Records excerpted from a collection
----------------------------------------

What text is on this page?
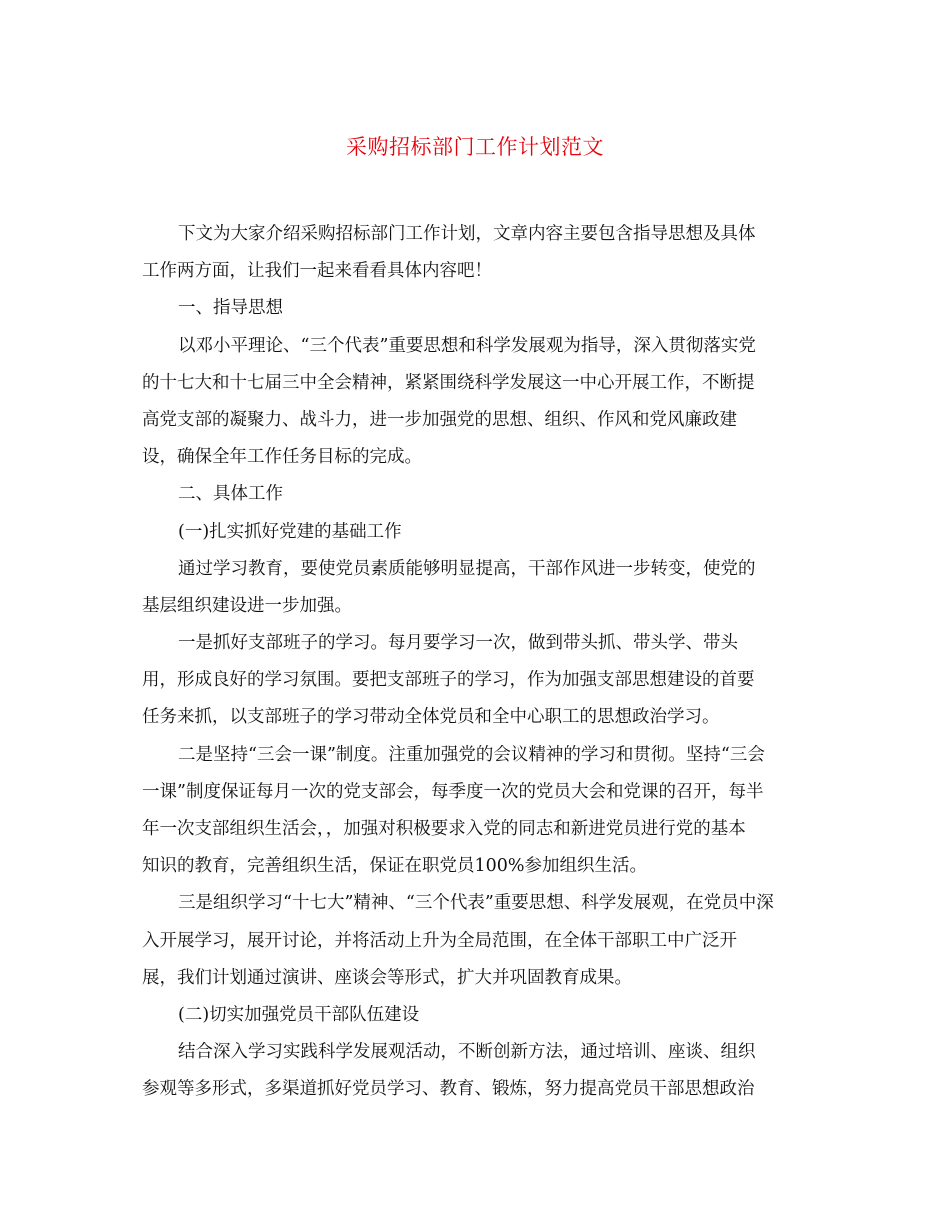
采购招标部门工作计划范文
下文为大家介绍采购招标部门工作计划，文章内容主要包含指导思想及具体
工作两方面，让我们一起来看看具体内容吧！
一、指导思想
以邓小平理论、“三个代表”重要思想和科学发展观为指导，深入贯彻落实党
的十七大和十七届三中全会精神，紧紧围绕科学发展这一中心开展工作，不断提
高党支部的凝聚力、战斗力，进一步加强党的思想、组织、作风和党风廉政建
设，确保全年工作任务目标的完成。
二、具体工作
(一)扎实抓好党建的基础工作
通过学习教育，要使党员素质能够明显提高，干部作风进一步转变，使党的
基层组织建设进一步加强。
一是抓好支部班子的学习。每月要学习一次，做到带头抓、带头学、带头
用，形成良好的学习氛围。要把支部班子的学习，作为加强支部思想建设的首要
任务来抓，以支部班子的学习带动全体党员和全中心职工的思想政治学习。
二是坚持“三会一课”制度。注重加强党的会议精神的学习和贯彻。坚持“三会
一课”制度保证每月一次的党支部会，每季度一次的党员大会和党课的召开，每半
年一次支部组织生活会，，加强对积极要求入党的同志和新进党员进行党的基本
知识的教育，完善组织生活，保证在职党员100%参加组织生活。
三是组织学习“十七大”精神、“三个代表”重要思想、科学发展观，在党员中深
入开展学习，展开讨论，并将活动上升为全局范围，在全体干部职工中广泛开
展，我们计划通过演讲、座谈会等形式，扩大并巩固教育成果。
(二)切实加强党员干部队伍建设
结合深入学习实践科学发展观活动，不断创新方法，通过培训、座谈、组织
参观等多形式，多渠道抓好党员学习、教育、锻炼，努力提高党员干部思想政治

----------------------------------------

Given problem:
Which lines contain "三个代表"? Copy each of them.

Answer in full:
以邓小平理论、“三个代表”重要思想和科学发展观为指导，深入贯彻落实党
三是组织学习“十七大”精神、“三个代表”重要思想、科学发展观，在党员中深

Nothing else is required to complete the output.